▶ _GIVEN INSTRUCTION_
Copy the listing verbatim, excluding any images found in it.

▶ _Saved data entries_
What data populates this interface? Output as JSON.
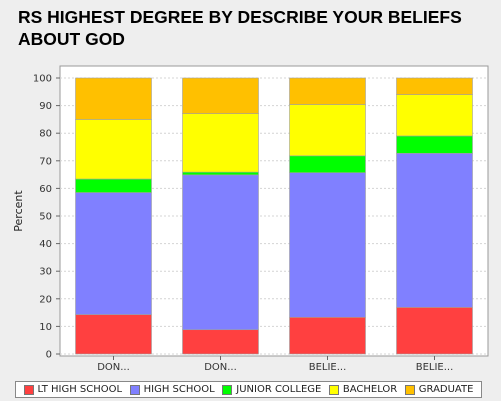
{
  "chart_data": {
    "type": "bar",
    "stacked": true,
    "title": "RS HIGHEST DEGREE BY DESCRIBE YOUR BELIEFS ABOUT GOD",
    "xlabel": "",
    "ylabel": "Percent",
    "ylim": [
      0,
      100
    ],
    "yticks": [
      0,
      10,
      20,
      30,
      40,
      50,
      60,
      70,
      80,
      90,
      100
    ],
    "grid": true,
    "legend_position": "bottom",
    "categories": [
      "DON...",
      "DON...",
      "BELIE...",
      "BELIE..."
    ],
    "series": [
      {
        "name": "LT HIGH SCHOOL",
        "color": "#ff4040",
        "values": [
          14.3,
          8.8,
          13.3,
          16.9
        ]
      },
      {
        "name": "HIGH SCHOOL",
        "color": "#8080ff",
        "values": [
          44.2,
          56.1,
          52.4,
          55.8
        ]
      },
      {
        "name": "JUNIOR COLLEGE",
        "color": "#00ff00",
        "values": [
          4.9,
          1.0,
          6.1,
          6.3
        ]
      },
      {
        "name": "BACHELOR",
        "color": "#ffff00",
        "values": [
          21.6,
          21.2,
          18.6,
          15.0
        ]
      },
      {
        "name": "GRADUATE",
        "color": "#ffc000",
        "values": [
          15.0,
          12.9,
          9.6,
          6.0
        ]
      }
    ]
  }
}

▶ _RESULT OF THE EXERCISE_
What data populates this interface? Output as JSON.
{
  "chart_data": {
    "type": "bar",
    "stacked": true,
    "title": "RS HIGHEST DEGREE BY DESCRIBE YOUR BELIEFS ABOUT GOD",
    "xlabel": "",
    "ylabel": "Percent",
    "ylim": [
      0,
      100
    ],
    "yticks": [
      0,
      10,
      20,
      30,
      40,
      50,
      60,
      70,
      80,
      90,
      100
    ],
    "grid": true,
    "legend_position": "bottom",
    "categories": [
      "DON...",
      "DON...",
      "BELIE...",
      "BELIE..."
    ],
    "series": [
      {
        "name": "LT HIGH SCHOOL",
        "color": "#ff4040",
        "values": [
          14.3,
          8.8,
          13.3,
          16.9
        ]
      },
      {
        "name": "HIGH SCHOOL",
        "color": "#8080ff",
        "values": [
          44.2,
          56.1,
          52.4,
          55.8
        ]
      },
      {
        "name": "JUNIOR COLLEGE",
        "color": "#00ff00",
        "values": [
          4.9,
          1.0,
          6.1,
          6.3
        ]
      },
      {
        "name": "BACHELOR",
        "color": "#ffff00",
        "values": [
          21.6,
          21.2,
          18.6,
          15.0
        ]
      },
      {
        "name": "GRADUATE",
        "color": "#ffc000",
        "values": [
          15.0,
          12.9,
          9.6,
          6.0
        ]
      }
    ]
  }
}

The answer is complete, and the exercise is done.